------ Data records ------

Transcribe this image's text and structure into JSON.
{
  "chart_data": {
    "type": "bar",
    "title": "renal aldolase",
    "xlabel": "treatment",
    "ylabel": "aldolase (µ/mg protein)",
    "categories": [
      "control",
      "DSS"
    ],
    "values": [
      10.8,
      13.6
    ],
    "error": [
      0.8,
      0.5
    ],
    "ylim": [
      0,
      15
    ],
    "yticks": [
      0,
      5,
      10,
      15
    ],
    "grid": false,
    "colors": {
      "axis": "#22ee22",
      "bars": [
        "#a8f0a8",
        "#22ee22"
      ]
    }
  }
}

------

Problem description »
All records are to be retyped exactly. None may be omitted.

Response below »
Transcribe this image's text and structure into JSON.
{
  "chart_data": {
    "type": "bar",
    "title": "renal aldolase",
    "xlabel": "treatment",
    "ylabel": "aldolase (µ/mg protein)",
    "categories": [
      "control",
      "DSS"
    ],
    "values": [
      10.8,
      13.6
    ],
    "error": [
      0.8,
      0.5
    ],
    "ylim": [
      0,
      15
    ],
    "yticks": [
      0,
      5,
      10,
      15
    ],
    "grid": false,
    "colors": {
      "axis": "#22ee22",
      "bars": [
        "#a8f0a8",
        "#22ee22"
      ]
    }
  }
}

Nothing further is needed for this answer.